— Problem requirements —
Scan the data below for the string "this". Copy every line where it appears.

— Records from a collection of figures —
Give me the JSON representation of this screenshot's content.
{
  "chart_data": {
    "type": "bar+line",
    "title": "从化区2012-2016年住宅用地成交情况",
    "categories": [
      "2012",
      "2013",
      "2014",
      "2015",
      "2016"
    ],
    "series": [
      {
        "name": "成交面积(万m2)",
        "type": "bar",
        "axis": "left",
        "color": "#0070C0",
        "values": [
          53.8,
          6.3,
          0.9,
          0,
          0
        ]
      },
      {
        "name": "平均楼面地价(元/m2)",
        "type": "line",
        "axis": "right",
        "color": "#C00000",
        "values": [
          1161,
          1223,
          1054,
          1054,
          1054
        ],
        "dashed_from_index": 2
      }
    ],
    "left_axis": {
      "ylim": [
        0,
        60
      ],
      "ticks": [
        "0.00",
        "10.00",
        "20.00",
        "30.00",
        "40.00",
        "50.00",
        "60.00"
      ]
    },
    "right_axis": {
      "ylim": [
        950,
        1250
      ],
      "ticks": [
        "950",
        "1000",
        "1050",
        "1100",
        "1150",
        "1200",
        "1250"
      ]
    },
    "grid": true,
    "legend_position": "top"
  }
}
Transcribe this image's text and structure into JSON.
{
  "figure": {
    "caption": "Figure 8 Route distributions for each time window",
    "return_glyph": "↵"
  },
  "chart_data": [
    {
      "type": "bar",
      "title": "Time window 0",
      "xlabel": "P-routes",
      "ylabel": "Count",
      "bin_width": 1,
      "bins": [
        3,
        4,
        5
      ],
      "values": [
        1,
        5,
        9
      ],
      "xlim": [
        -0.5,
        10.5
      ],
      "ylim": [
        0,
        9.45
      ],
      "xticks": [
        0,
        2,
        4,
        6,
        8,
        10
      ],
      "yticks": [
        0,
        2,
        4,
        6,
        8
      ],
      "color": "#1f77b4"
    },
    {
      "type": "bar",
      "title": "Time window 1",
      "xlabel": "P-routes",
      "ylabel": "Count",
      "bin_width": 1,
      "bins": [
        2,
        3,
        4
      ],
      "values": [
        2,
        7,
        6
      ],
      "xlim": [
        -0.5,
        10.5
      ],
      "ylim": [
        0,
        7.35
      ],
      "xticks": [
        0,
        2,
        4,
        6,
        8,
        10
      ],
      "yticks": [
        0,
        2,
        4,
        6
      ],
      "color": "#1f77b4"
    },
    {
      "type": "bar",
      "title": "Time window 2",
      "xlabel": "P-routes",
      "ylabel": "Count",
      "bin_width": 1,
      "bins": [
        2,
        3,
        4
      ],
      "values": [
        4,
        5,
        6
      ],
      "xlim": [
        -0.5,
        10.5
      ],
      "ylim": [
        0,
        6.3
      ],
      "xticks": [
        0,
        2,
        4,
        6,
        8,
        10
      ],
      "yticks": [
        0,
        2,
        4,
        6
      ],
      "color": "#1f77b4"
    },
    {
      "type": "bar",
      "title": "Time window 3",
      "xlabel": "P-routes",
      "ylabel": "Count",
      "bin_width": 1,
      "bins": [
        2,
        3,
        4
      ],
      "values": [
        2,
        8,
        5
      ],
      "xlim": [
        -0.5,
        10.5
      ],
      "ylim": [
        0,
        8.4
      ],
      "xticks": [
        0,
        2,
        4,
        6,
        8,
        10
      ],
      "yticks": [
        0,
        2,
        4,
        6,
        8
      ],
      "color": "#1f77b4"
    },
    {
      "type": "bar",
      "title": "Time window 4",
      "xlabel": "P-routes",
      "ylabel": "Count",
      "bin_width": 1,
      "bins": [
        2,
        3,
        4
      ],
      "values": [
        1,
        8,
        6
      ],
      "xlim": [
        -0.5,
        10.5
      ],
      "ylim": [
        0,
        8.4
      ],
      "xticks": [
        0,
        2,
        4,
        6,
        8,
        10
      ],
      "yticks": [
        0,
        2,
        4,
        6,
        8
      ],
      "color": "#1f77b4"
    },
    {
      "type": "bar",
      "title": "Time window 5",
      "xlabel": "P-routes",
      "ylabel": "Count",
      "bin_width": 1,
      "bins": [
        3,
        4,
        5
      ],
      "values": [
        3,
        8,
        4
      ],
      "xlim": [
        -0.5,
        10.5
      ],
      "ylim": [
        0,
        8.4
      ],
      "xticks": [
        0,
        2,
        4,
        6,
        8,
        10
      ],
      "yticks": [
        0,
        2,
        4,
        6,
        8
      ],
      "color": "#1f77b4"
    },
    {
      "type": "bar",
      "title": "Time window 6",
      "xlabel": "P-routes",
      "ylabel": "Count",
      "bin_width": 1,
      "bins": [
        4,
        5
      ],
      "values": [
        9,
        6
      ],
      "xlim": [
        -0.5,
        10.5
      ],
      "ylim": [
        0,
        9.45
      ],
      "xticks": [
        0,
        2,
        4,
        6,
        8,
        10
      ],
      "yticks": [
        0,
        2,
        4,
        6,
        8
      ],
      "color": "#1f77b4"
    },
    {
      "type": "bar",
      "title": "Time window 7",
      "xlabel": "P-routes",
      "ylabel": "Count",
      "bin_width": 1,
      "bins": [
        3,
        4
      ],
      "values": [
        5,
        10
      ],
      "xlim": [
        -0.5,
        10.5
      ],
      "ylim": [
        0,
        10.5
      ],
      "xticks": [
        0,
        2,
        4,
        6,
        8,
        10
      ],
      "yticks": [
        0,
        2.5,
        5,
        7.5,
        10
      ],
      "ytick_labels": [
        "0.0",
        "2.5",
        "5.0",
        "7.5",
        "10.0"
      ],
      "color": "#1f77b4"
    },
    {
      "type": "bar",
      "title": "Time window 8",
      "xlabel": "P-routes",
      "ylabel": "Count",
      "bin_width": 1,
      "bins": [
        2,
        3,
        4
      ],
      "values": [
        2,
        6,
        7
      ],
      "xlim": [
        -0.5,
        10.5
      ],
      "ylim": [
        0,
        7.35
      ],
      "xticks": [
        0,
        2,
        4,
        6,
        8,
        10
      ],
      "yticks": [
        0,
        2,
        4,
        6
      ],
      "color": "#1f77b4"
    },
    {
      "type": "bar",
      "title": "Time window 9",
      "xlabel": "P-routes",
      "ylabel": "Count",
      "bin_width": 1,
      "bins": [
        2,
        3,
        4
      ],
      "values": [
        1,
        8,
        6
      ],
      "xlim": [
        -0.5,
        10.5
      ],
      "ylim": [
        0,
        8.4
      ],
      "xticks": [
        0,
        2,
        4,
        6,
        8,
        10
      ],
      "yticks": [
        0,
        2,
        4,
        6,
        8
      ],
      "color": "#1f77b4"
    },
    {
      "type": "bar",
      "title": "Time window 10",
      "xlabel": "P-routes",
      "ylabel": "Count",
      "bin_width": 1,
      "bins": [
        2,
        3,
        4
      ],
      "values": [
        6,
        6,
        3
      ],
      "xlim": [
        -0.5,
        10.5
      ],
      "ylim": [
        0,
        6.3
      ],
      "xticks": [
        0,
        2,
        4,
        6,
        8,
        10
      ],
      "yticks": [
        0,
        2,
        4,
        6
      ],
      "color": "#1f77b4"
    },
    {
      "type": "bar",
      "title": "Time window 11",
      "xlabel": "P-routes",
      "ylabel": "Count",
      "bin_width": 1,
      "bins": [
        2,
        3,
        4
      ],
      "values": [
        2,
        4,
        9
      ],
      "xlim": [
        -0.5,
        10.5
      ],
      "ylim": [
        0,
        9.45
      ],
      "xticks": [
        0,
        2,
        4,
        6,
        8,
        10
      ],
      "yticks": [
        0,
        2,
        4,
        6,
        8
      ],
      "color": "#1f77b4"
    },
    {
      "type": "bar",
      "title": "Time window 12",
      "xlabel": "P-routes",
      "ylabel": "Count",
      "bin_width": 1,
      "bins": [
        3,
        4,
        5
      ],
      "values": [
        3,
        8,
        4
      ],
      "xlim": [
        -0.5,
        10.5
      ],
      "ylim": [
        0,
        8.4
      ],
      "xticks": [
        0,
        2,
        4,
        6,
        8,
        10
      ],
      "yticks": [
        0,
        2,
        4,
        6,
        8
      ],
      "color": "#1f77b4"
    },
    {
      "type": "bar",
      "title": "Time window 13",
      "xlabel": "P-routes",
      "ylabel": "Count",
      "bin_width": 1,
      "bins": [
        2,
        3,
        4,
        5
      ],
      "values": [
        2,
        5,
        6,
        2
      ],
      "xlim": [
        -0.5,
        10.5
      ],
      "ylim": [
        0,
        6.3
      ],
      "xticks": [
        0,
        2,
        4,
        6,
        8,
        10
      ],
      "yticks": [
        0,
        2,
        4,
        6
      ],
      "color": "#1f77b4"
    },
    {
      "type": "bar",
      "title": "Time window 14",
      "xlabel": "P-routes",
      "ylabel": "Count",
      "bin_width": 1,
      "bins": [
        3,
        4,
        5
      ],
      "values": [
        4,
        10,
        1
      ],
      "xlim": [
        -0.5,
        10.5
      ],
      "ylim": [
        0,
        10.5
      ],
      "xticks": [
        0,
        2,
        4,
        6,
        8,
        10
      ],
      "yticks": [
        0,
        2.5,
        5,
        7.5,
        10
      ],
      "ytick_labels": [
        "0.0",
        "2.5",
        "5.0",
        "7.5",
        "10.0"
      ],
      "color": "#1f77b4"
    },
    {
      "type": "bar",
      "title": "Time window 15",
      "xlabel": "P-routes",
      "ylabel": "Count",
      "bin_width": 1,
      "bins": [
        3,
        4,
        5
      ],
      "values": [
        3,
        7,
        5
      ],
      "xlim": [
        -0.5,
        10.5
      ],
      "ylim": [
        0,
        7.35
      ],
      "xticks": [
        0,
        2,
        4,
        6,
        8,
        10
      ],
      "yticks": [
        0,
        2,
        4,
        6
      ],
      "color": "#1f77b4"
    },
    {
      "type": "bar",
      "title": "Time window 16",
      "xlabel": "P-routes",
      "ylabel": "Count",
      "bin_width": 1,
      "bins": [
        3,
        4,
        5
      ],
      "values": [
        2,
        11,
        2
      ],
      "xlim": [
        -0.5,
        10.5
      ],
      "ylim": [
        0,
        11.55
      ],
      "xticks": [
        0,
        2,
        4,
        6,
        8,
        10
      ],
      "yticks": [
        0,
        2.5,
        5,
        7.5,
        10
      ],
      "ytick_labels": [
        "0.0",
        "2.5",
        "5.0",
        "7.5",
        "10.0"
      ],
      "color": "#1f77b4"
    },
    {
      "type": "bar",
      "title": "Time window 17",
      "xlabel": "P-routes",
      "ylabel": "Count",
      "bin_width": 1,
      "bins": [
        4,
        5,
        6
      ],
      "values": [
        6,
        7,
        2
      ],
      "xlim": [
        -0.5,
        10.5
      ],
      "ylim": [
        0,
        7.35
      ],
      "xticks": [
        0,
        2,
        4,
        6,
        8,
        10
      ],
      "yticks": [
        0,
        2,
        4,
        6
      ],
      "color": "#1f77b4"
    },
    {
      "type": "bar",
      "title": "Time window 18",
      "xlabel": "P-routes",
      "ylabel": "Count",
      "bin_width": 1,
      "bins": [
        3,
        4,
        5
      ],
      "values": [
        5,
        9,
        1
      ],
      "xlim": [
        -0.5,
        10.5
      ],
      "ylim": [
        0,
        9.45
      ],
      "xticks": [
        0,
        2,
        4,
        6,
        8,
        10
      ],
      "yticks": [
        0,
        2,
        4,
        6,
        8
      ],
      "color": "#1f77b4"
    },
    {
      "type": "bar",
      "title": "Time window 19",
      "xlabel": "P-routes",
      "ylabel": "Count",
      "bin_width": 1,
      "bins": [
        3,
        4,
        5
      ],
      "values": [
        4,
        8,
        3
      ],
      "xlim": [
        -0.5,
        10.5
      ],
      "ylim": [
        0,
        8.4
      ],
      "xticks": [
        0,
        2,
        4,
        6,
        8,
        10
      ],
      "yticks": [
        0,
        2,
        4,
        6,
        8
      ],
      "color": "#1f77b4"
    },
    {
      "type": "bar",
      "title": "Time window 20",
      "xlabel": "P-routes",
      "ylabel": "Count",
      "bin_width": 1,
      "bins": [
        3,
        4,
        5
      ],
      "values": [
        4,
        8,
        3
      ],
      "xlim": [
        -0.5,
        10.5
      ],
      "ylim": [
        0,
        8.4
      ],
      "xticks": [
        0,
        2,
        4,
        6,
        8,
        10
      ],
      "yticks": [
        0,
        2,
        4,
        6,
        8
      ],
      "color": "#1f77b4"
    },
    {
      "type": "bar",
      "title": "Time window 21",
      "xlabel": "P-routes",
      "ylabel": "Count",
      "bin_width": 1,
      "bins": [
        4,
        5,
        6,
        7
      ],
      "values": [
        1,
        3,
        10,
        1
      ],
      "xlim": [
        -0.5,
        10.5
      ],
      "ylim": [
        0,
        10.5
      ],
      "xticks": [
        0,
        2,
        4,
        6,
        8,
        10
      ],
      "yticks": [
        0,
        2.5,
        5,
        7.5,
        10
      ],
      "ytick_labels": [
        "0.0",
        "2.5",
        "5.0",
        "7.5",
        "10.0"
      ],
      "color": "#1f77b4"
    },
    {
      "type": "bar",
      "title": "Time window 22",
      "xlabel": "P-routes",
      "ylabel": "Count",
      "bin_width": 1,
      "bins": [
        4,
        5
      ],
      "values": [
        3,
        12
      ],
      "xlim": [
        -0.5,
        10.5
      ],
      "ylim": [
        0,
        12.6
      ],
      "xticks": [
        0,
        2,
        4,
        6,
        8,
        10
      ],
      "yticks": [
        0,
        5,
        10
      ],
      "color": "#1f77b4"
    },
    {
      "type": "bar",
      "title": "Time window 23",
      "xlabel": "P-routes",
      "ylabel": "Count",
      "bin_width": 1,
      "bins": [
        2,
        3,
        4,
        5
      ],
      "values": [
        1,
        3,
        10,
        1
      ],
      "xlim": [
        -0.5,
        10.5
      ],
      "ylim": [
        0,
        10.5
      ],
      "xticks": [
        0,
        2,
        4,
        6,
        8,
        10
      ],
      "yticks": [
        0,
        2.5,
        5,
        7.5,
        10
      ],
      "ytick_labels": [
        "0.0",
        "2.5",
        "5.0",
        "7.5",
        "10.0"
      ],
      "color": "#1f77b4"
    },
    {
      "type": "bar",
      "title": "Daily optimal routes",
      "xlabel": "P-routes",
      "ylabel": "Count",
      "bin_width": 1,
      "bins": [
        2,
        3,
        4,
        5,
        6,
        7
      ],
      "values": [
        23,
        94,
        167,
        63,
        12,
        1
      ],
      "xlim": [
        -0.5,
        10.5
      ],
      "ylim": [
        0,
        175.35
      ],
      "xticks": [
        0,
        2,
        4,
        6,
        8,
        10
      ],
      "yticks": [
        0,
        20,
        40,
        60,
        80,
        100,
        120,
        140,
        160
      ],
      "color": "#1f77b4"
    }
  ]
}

— The completed task —
Give me the JSON representation of this screenshot's content.
Transcribe this image's text and structure into JSON.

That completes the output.